▸ RECORDS TO PROCESS:
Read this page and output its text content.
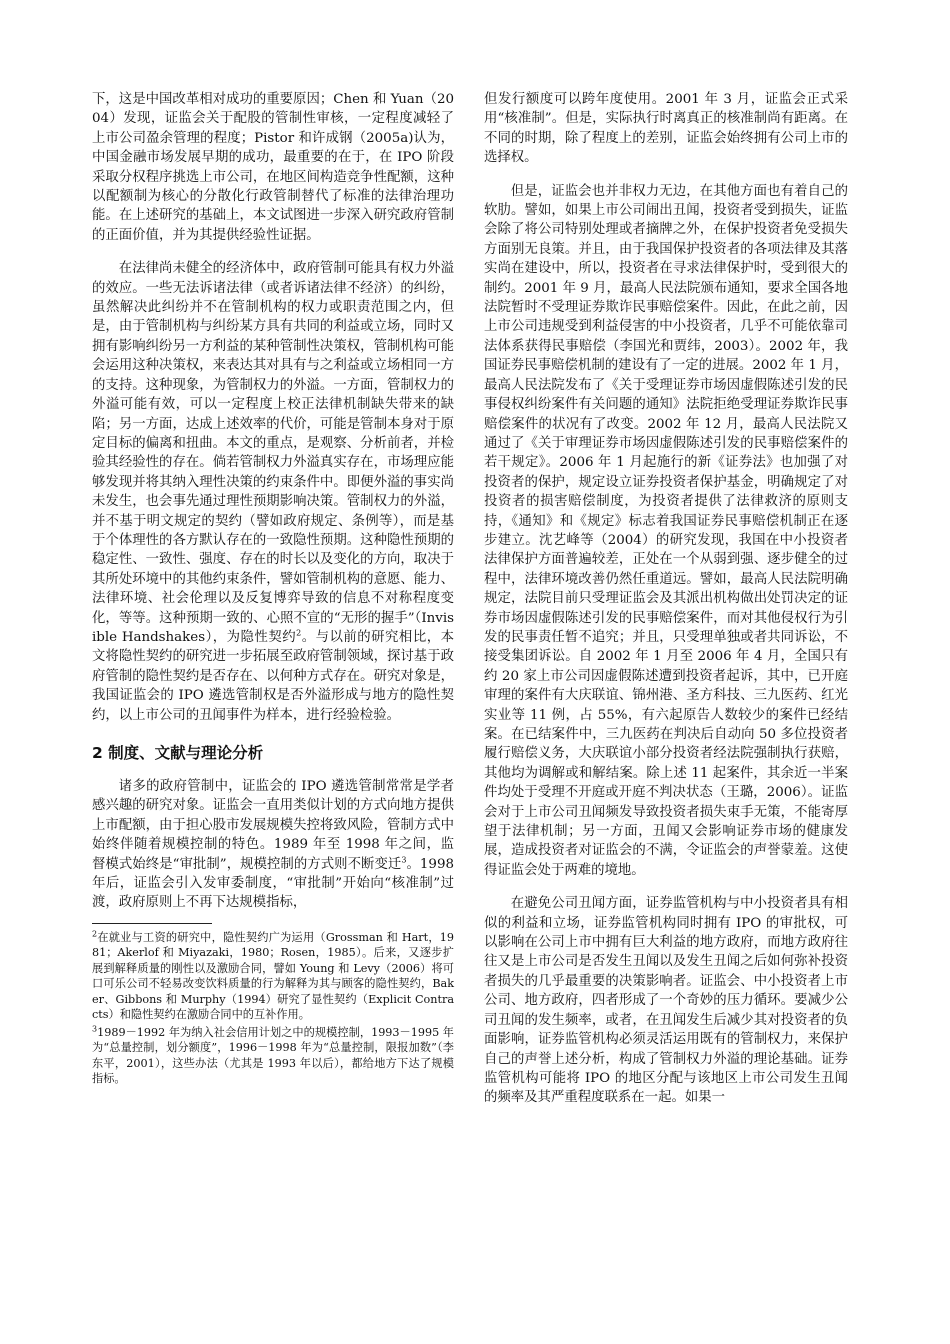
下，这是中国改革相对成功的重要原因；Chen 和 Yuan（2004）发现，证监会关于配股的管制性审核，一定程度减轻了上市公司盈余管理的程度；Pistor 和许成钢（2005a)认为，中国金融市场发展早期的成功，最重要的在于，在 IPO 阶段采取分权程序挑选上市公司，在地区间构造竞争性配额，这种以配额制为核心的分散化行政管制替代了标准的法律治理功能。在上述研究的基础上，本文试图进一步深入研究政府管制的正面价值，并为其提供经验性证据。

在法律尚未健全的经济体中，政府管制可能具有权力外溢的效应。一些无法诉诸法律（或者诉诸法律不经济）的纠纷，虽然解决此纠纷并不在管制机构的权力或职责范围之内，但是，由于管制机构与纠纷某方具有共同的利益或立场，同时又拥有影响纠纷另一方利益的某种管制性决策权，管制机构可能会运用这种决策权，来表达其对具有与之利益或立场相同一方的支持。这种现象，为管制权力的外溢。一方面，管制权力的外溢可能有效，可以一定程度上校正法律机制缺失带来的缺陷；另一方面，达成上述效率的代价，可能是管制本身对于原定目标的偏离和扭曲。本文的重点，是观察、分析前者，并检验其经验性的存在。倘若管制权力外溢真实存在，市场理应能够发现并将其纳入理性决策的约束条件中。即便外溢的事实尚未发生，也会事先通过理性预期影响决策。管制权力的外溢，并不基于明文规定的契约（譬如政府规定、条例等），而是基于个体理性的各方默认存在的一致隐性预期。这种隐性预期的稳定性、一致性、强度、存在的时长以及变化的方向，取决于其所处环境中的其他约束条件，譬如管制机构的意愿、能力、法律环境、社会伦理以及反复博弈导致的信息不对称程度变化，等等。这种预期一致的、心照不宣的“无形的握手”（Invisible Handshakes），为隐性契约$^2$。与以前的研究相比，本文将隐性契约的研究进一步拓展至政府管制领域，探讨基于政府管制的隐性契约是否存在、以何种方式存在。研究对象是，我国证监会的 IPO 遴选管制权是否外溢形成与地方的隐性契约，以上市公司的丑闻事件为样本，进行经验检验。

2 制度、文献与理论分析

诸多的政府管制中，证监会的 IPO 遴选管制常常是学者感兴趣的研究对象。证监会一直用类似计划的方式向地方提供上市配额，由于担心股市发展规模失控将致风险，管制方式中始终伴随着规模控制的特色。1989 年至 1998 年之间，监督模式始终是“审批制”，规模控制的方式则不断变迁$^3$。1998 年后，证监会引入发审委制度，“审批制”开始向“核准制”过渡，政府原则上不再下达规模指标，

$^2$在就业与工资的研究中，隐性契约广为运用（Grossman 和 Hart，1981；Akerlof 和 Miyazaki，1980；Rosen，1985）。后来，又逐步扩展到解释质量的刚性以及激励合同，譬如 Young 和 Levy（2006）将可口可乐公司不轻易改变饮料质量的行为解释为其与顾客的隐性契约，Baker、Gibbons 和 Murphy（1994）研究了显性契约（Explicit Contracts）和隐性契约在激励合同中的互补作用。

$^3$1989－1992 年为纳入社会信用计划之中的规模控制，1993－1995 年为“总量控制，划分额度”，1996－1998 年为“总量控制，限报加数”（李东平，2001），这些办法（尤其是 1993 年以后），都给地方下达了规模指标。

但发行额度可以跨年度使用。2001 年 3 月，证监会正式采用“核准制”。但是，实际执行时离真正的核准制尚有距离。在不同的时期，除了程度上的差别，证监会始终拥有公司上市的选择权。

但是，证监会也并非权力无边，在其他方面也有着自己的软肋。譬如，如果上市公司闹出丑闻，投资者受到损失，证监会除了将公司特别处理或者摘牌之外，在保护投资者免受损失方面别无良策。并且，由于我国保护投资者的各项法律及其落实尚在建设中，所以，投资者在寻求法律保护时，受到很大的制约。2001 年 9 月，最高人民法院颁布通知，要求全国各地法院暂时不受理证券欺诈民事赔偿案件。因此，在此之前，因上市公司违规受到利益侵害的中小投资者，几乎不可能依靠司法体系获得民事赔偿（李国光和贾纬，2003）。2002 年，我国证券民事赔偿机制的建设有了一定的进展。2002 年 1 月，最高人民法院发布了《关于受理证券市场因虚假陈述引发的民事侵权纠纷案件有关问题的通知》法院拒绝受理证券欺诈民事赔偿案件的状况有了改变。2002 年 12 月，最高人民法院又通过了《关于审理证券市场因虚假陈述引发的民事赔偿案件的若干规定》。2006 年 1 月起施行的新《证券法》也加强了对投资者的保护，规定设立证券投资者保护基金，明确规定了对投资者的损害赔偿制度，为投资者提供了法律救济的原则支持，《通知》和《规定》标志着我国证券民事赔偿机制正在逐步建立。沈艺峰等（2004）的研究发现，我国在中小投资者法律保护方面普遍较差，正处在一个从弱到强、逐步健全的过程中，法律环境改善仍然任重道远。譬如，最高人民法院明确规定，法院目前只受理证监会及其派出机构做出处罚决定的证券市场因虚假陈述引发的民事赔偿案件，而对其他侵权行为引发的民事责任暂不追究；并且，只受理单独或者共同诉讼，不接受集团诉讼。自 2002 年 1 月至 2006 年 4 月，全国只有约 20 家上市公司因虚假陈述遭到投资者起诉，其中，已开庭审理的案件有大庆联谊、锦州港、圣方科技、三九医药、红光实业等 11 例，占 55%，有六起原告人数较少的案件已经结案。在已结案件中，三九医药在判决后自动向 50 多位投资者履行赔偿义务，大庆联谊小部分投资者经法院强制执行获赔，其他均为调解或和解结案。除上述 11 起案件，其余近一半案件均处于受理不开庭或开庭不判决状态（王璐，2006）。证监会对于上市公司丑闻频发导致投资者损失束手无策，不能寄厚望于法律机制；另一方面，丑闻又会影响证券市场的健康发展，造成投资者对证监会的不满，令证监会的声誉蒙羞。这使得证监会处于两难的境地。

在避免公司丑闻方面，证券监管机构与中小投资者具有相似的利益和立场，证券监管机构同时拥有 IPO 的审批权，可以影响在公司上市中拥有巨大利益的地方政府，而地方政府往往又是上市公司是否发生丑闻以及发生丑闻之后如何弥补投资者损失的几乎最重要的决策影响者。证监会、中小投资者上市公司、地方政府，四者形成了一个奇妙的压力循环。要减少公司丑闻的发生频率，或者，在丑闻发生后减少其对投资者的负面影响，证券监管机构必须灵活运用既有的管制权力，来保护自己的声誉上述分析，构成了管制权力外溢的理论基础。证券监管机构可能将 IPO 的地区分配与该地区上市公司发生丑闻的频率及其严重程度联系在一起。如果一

---

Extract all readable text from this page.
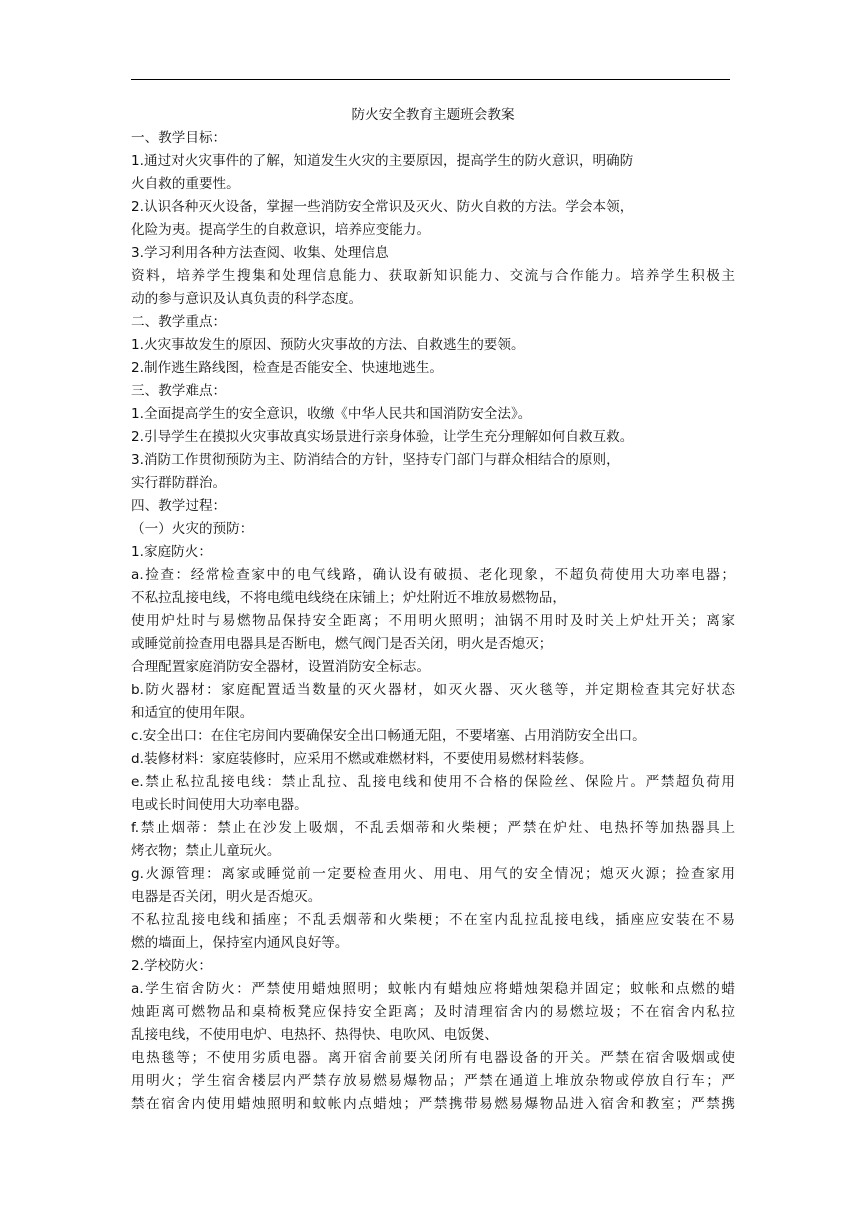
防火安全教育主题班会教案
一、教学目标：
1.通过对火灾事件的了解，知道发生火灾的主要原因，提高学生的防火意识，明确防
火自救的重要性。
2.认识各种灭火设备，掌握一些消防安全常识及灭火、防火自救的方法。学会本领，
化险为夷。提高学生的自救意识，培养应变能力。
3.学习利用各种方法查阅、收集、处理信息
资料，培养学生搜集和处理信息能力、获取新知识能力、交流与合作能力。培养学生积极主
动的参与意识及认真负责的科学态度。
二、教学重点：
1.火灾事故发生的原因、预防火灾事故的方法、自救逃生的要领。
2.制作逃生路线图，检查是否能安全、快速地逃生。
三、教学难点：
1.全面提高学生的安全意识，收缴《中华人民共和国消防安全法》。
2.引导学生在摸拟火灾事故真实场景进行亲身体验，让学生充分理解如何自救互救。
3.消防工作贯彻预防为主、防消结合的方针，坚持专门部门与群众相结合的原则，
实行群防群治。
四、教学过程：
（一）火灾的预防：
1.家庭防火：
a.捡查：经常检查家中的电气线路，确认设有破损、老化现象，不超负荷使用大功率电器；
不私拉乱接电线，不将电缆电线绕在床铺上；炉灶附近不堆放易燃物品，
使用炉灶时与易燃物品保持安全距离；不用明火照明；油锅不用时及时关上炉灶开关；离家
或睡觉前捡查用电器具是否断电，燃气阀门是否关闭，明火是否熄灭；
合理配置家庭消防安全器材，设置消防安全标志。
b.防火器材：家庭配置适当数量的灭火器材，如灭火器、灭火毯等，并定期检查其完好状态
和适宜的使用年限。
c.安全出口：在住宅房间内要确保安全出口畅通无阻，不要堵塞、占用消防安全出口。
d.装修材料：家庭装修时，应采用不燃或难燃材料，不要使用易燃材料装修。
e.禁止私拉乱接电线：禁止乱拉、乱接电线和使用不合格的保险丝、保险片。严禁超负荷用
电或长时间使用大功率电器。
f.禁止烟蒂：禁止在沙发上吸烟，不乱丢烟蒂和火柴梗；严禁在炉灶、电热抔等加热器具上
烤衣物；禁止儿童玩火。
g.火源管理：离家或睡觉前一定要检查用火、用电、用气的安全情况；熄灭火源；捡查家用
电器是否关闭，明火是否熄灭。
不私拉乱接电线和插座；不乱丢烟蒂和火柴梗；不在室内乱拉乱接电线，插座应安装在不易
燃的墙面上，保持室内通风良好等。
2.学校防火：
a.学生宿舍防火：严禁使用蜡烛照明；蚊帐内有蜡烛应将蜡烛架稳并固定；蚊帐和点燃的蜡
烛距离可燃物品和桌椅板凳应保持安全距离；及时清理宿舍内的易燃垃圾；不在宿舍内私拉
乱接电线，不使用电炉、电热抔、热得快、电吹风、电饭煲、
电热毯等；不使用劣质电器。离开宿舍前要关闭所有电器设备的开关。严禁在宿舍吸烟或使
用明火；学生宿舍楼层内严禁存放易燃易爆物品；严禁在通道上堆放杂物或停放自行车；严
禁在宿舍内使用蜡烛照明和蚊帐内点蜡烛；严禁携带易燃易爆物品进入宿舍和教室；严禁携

* * *

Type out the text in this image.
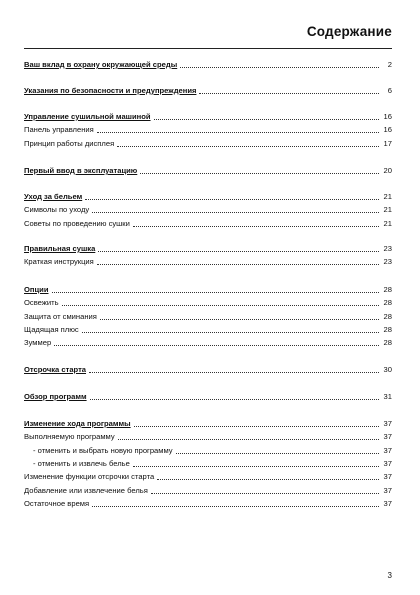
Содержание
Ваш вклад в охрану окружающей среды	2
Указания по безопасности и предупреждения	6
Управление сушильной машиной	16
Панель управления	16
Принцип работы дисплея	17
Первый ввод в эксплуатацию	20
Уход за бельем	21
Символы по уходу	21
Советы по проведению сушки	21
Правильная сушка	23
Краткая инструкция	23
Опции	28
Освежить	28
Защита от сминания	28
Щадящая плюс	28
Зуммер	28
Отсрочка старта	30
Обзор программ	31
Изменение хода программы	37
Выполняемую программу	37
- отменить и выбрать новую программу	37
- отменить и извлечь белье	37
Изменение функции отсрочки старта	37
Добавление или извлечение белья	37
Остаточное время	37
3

▸ GIVEN PROBLEM: Look through the entries and work out how many lines have the word "Изменение" in them; reply with that number only.

▸ FINISHED ANSWER: 2